SET TASK: Set down each line of the data below exactly as it stands, dropping the pictures.

------ INPUT ROWS ------

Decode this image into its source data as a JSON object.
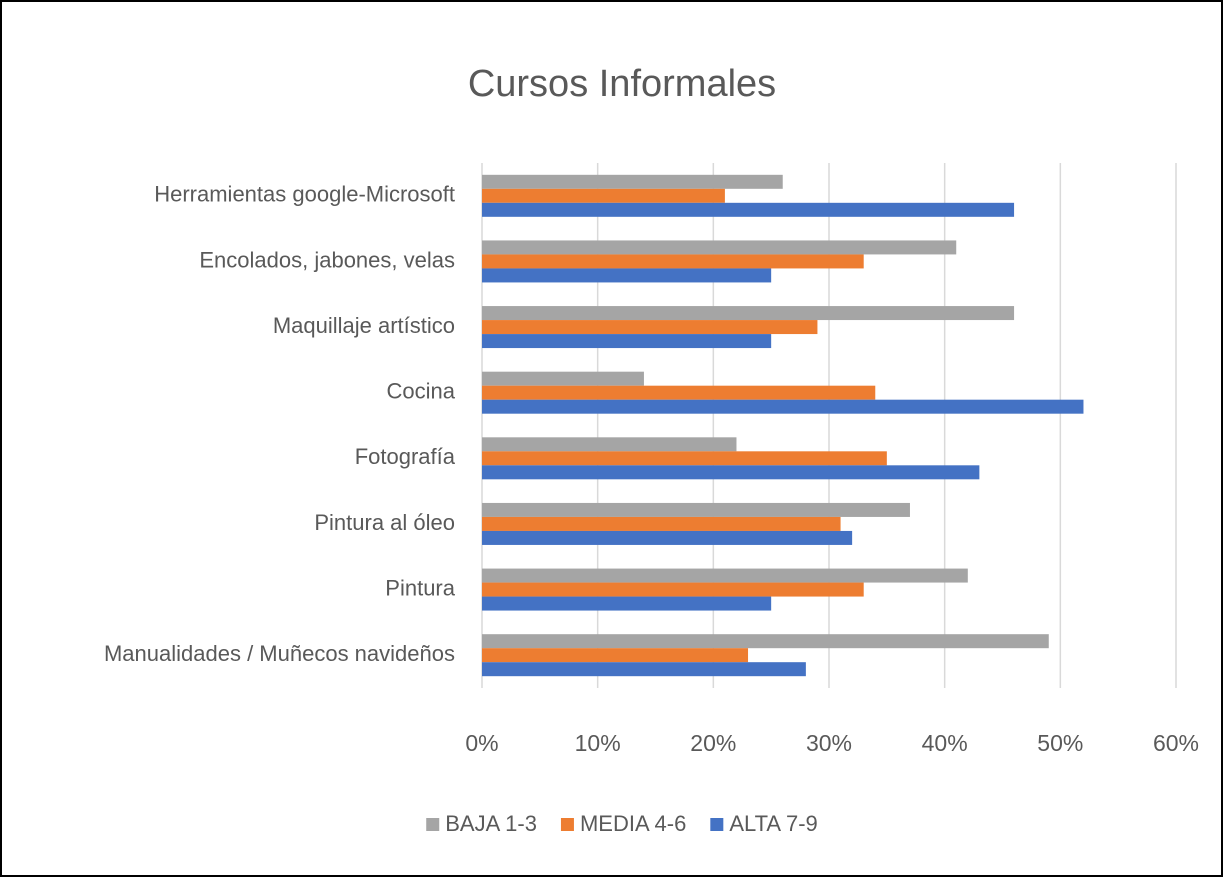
{
  "chart_data": {
    "type": "bar",
    "orientation": "horizontal",
    "title": "Cursos Informales",
    "categories": [
      "Herramientas google-Microsoft",
      "Encolados, jabones, velas",
      "Maquillaje artístico",
      "Cocina",
      "Fotografía",
      "Pintura al óleo",
      "Pintura",
      "Manualidades / Muñecos navideños"
    ],
    "series": [
      {
        "name": "BAJA 1-3",
        "color": "#a5a5a5",
        "values": [
          26,
          41,
          46,
          14,
          22,
          37,
          42,
          49
        ]
      },
      {
        "name": "MEDIA 4-6",
        "color": "#ed7d31",
        "values": [
          21,
          33,
          29,
          34,
          35,
          31,
          33,
          23
        ]
      },
      {
        "name": "ALTA 7-9",
        "color": "#4472c4",
        "values": [
          46,
          25,
          25,
          52,
          43,
          32,
          25,
          28
        ]
      }
    ],
    "xlim": [
      0,
      60
    ],
    "xticks": [
      {
        "value": 0,
        "label": "0%"
      },
      {
        "value": 10,
        "label": "10%"
      },
      {
        "value": 20,
        "label": "20%"
      },
      {
        "value": 30,
        "label": "30%"
      },
      {
        "value": 40,
        "label": "40%"
      },
      {
        "value": 50,
        "label": "50%"
      },
      {
        "value": 60,
        "label": "60%"
      }
    ],
    "grid": true,
    "legend": "bottom"
  }
}
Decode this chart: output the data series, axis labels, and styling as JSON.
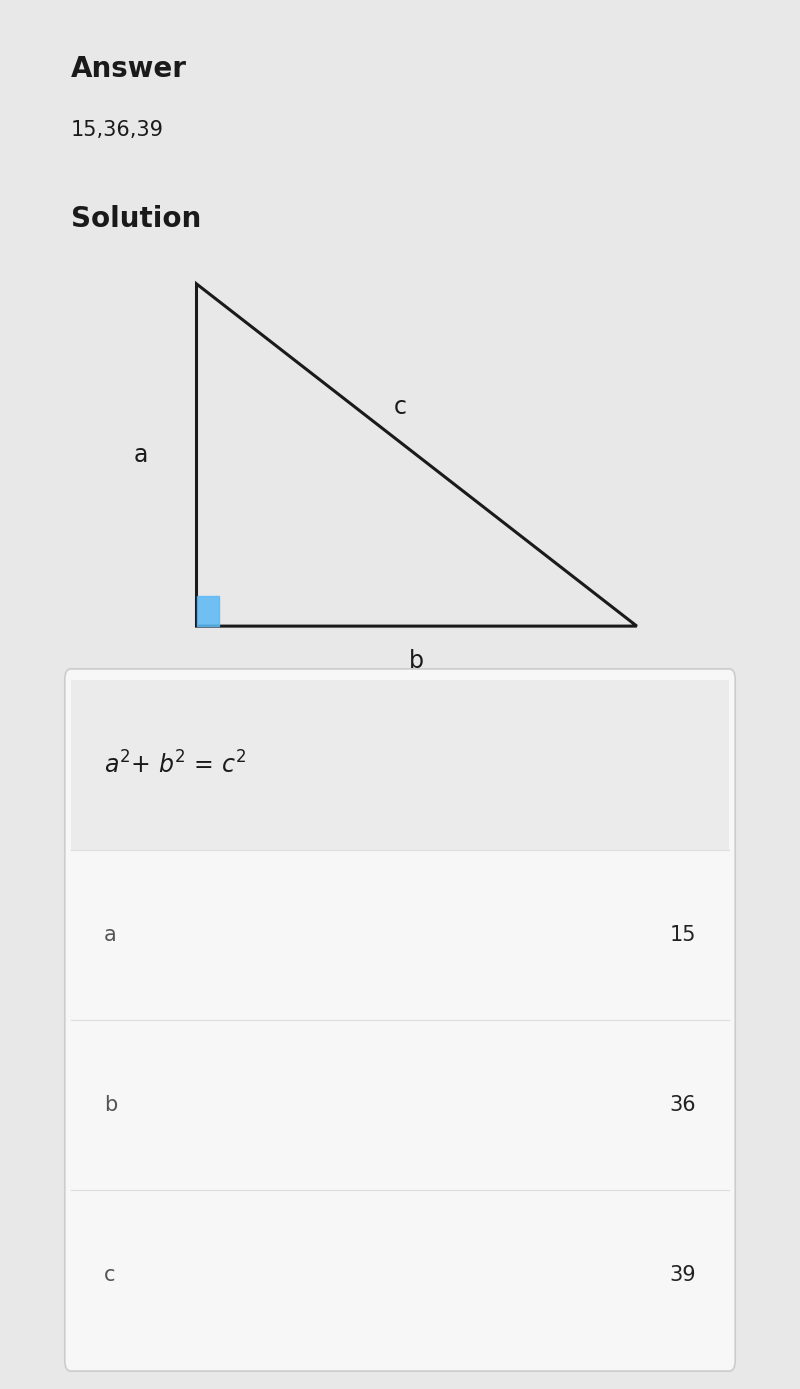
{
  "title": "Answer",
  "answer_value": "15,36,39",
  "solution_label": "Solution",
  "triangle": {
    "right_angle_color": "#5bb8f5",
    "line_color": "#1a1a1a",
    "line_width": 2.2,
    "label_a": "a",
    "label_b": "b",
    "label_c": "c"
  },
  "table": {
    "bg_color": "#f5f5f5",
    "border_color": "#cccccc",
    "header_bg": "#eeeeee",
    "rows": [
      {
        "label": "a",
        "value": "15"
      },
      {
        "label": "b",
        "value": "36"
      },
      {
        "label": "c",
        "value": "39"
      }
    ],
    "label_color": "#555555",
    "value_color": "#222222",
    "formula_fontsize": 17,
    "label_fontsize": 15,
    "value_fontsize": 15,
    "divider_color": "#dddddd"
  },
  "bg_color": "#ffffff",
  "side_bg": "#e8e8e8",
  "text_color": "#1a1a1a",
  "answer_fontsize": 20,
  "answer_value_fontsize": 15,
  "solution_fontsize": 20,
  "triangle_label_fontsize": 17
}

------

ANSWER FOR THIS EXERCISE:
Decode this image into its source data as a JSON object.
{
  "chart_data": {
    "type": "bar",
    "orientation": "horizontal",
    "title": "Cursos Informales",
    "categories": [
      "Herramientas google-Microsoft",
      "Encolados, jabones, velas",
      "Maquillaje artístico",
      "Cocina",
      "Fotografía",
      "Pintura al óleo",
      "Pintura",
      "Manualidades / Muñecos navideños"
    ],
    "series": [
      {
        "name": "BAJA 1-3",
        "color": "#a5a5a5",
        "values": [
          26,
          41,
          46,
          14,
          22,
          37,
          42,
          49
        ]
      },
      {
        "name": "MEDIA 4-6",
        "color": "#ed7d31",
        "values": [
          21,
          33,
          29,
          34,
          35,
          31,
          33,
          23
        ]
      },
      {
        "name": "ALTA 7-9",
        "color": "#4472c4",
        "values": [
          46,
          25,
          25,
          52,
          43,
          32,
          25,
          28
        ]
      }
    ],
    "xlim": [
      0,
      60
    ],
    "xticks": [
      {
        "value": 0,
        "label": "0%"
      },
      {
        "value": 10,
        "label": "10%"
      },
      {
        "value": 20,
        "label": "20%"
      },
      {
        "value": 30,
        "label": "30%"
      },
      {
        "value": 40,
        "label": "40%"
      },
      {
        "value": 50,
        "label": "50%"
      },
      {
        "value": 60,
        "label": "60%"
      }
    ],
    "grid": true,
    "legend": "bottom"
  }
}
Decode this chart: output the data series, axis labels, and styling as JSON.
{
  "title": "Answer",
  "answer_value": "15,36,39",
  "solution_label": "Solution",
  "triangle": {
    "right_angle_color": "#5bb8f5",
    "line_color": "#1a1a1a",
    "line_width": 2.2,
    "label_a": "a",
    "label_b": "b",
    "label_c": "c"
  },
  "table": {
    "bg_color": "#f5f5f5",
    "border_color": "#cccccc",
    "header_bg": "#eeeeee",
    "rows": [
      {
        "label": "a",
        "value": "15"
      },
      {
        "label": "b",
        "value": "36"
      },
      {
        "label": "c",
        "value": "39"
      }
    ],
    "label_color": "#555555",
    "value_color": "#222222",
    "formula_fontsize": 17,
    "label_fontsize": 15,
    "value_fontsize": 15,
    "divider_color": "#dddddd"
  },
  "bg_color": "#ffffff",
  "side_bg": "#e8e8e8",
  "text_color": "#1a1a1a",
  "answer_fontsize": 20,
  "answer_value_fontsize": 15,
  "solution_fontsize": 20,
  "triangle_label_fontsize": 17
}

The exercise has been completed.